[Excerpt from a dataset]
----
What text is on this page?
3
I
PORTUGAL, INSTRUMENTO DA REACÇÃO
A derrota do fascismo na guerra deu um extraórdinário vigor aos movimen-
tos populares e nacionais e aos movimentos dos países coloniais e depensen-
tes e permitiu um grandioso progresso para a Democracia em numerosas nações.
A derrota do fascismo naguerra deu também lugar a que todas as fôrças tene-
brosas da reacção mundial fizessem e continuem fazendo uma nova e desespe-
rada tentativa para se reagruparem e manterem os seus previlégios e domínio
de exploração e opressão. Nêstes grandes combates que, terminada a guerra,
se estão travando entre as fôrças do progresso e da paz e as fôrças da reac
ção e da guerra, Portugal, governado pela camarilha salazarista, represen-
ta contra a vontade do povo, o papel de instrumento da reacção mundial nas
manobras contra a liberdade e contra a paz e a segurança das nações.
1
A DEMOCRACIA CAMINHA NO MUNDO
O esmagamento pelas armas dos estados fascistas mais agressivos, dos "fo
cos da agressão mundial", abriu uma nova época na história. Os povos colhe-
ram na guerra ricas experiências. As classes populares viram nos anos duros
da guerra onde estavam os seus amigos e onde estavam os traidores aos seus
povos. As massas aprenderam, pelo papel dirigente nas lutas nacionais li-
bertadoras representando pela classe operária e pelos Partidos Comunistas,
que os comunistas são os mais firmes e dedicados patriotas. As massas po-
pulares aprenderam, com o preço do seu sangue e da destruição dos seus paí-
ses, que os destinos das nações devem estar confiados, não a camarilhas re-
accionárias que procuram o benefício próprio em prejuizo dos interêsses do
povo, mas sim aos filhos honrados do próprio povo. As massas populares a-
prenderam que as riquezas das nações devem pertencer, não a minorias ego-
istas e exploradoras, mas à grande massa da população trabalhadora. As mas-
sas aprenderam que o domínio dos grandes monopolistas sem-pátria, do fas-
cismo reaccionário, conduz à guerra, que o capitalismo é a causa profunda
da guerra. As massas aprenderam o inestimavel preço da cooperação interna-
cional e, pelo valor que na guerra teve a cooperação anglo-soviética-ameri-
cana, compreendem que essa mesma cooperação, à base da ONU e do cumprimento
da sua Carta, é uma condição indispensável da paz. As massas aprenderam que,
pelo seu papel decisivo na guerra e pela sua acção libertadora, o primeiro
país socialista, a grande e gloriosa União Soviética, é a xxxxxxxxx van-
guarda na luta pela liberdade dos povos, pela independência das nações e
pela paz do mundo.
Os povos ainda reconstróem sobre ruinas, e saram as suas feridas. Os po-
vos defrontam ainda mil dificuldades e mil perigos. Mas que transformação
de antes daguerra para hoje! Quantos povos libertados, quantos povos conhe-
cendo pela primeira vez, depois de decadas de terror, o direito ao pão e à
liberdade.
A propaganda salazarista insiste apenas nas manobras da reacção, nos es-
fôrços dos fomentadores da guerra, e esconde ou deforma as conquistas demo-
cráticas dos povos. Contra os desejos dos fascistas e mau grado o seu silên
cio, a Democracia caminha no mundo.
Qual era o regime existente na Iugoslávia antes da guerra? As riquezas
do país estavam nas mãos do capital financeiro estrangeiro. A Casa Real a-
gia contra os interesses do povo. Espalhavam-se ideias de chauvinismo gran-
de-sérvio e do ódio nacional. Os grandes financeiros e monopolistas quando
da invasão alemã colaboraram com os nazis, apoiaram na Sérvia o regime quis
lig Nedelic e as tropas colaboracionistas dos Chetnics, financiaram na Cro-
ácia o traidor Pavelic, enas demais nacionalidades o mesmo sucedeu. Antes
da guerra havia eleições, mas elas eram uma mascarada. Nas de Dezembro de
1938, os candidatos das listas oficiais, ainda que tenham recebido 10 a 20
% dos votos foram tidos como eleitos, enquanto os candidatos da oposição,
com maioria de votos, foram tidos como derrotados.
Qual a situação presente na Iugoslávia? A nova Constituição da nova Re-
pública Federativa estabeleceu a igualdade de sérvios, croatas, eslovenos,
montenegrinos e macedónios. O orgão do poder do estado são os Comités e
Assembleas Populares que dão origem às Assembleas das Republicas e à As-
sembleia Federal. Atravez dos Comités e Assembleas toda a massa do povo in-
----
▶ Task objective:
Pick out and copy the lines of the entries that hold the string "nações".

▶ Exercise solution:
tes e permitiu um grandioso progresso para a Democracia em numerosas nações.
manobras contra a liberdade e contra a paz e a segurança das nações.
ses, que os destinos das nações devem estar confiados, não a camarilhas re-
prenderam que as riquezas das nações devem pertencer, não a minorias ego-
guarda na luta pela liberdade dos povos, pela independência das nações e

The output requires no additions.